What is expected
Print the listing in its entirety and exactly, leaving out images.

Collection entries
• • • • • • •

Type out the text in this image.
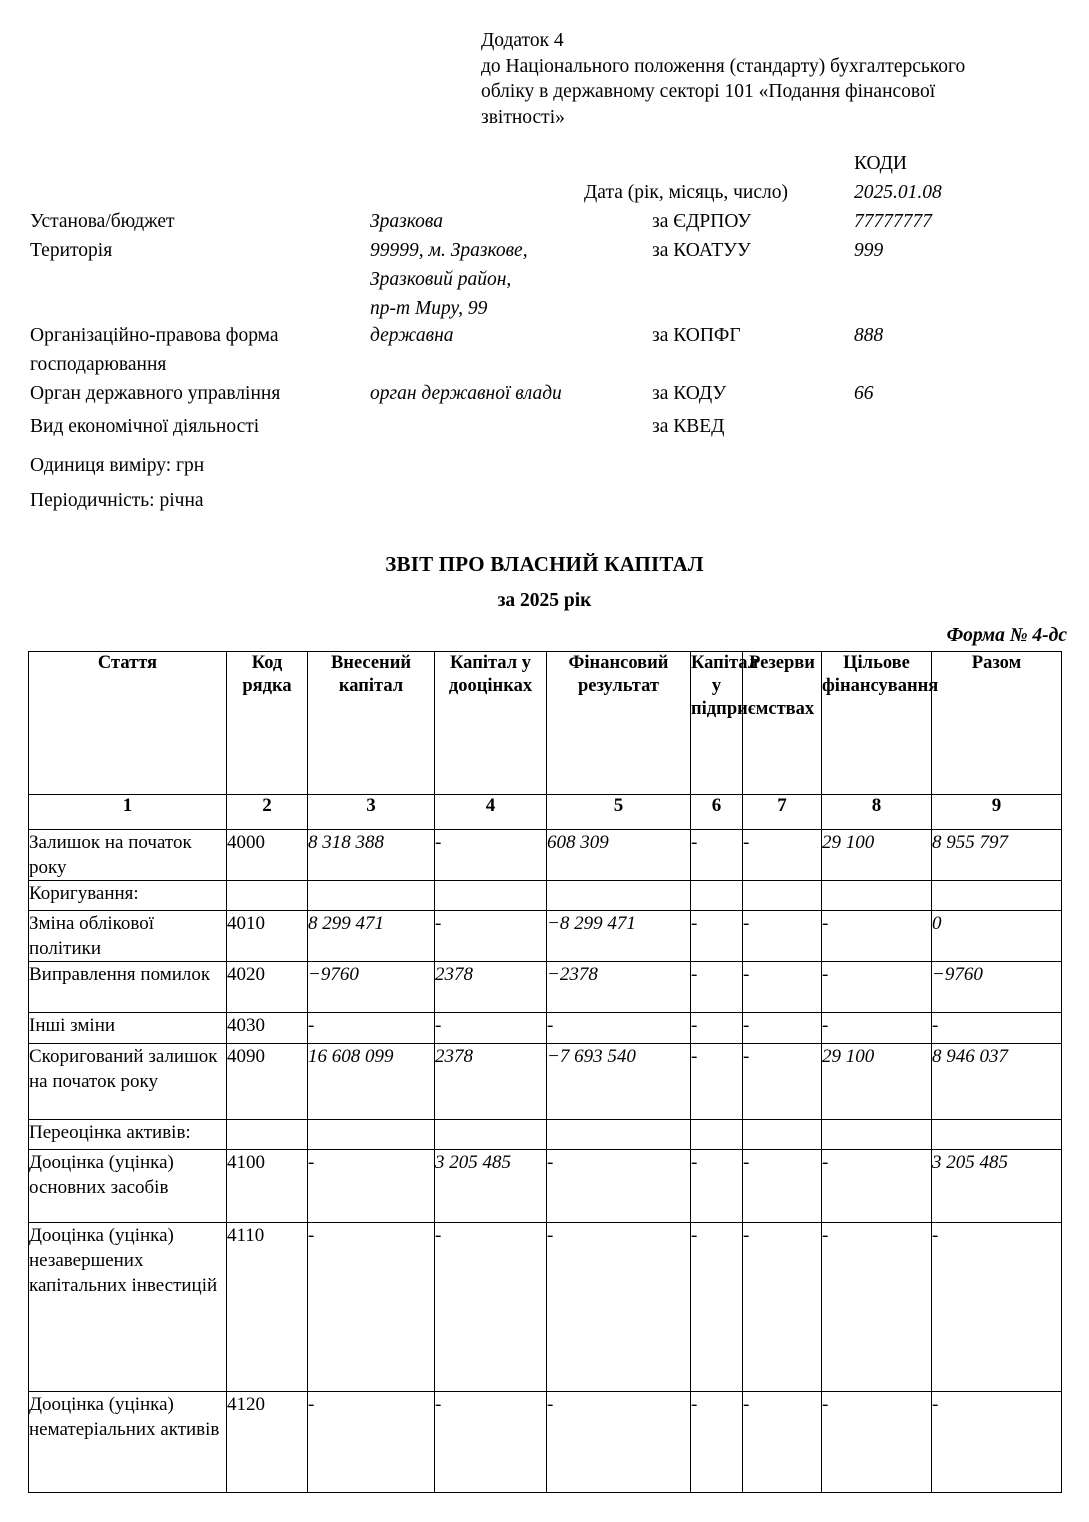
Додаток 4
до Національного положення (стандарту) бухгалтерського обліку в державному секторі 101 «Подання фінансової звітності»
КОДИ
Дата (рік, місяць, число)	2025.01.08
Установа/бюджет	Зразкова	за ЄДРПОУ	77777777
Територія	99999, м. Зразкове,	за КОАТУУ	999
Зразковий район,
пр-т Миру, 99
Організаційно-правова форма	державна	за КОПФГ	888
господарювання
Орган державного управління	орган державної влади	за КОДУ	66
Вид економічної діяльності	за КВЕД
Одиниця виміру: грн
Періодичність: річна
ЗВІТ ПРО ВЛАСНИЙ КАПІТАЛ
за 2025 рік
Форма № 4-дс
Стаття	Код рядка	Внесений капітал	Капітал у дооцінках	Фінансовий результат	Капітал у підприємствах	Резерви	Цільове фінансування	Разом
1	2	3	4	5	6	7	8	9
Залишок на початок року	4000	8 318 388	-	608 309	-	-	29 100	8 955 797
Коригування:								
Зміна облікової політики	4010	8 299 471	-	−8 299 471	-	-	-	0
Виправлення помилок	4020	−9760	2378	−2378	-	-	-	−9760
Інші зміни	4030	-	-	-	-	-	-	-
Скоригований залишок на початок року	4090	16 608 099	2378	−7 693 540	-	-	29 100	8 946 037
Переоцінка активів:								
Дооцінка (уцінка) основних засобів	4100	-	3 205 485	-	-	-	-	3 205 485
Дооцінка (уцінка) незавершених капітальних інвестицій	4110	-	-	-	-	-	-	-
Дооцінка (уцінка) нематеріальних активів	4120	-	-	-	-	-	-	-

• • • • • • •

Reply
Type out the text in this image.
Додаток 4
до Національного положення (стандарту) бухгалтерського обліку в державному секторі 101 «Подання фінансової звітності»
КОДИ
Дата (рік, місяць, число)	2025.01.08
Установа/бюджет	Зразкова	за ЄДРПОУ	77777777
Територія	99999, м. Зразкове,	за КОАТУУ	999
Зразковий район,
пр-т Миру, 99
Організаційно-правова форма	державна	за КОПФГ	888
господарювання
Орган державного управління	орган державної влади	за КОДУ	66
Вид економічної діяльності	за КВЕД
Одиниця виміру: грн
Періодичність: річна
ЗВІТ ПРО ВЛАСНИЙ КАПІТАЛ
за 2025 рік
Форма № 4-дс
Стаття	Код рядка	Внесений капітал	Капітал у дооцінках	Фінансовий результат	Капітал у підприємствах	Резерви	Цільове фінансування	Разом
1	2	3	4	5	6	7	8	9
Залишок на початок року	4000	8 318 388	-	608 309	-	-	29 100	8 955 797
Коригування:								
Зміна облікової політики	4010	8 299 471	-	−8 299 471	-	-	-	0
Виправлення помилок	4020	−9760	2378	−2378	-	-	-	−9760
Інші зміни	4030	-	-	-	-	-	-	-
Скоригований залишок на початок року	4090	16 608 099	2378	−7 693 540	-	-	29 100	8 946 037
Переоцінка активів:								
Дооцінка (уцінка) основних засобів	4100	-	3 205 485	-	-	-	-	3 205 485
Дооцінка (уцінка) незавершених капітальних інвестицій	4110	-	-	-	-	-	-	-
Дооцінка (уцінка) нематеріальних активів	4120	-	-	-	-	-	-	-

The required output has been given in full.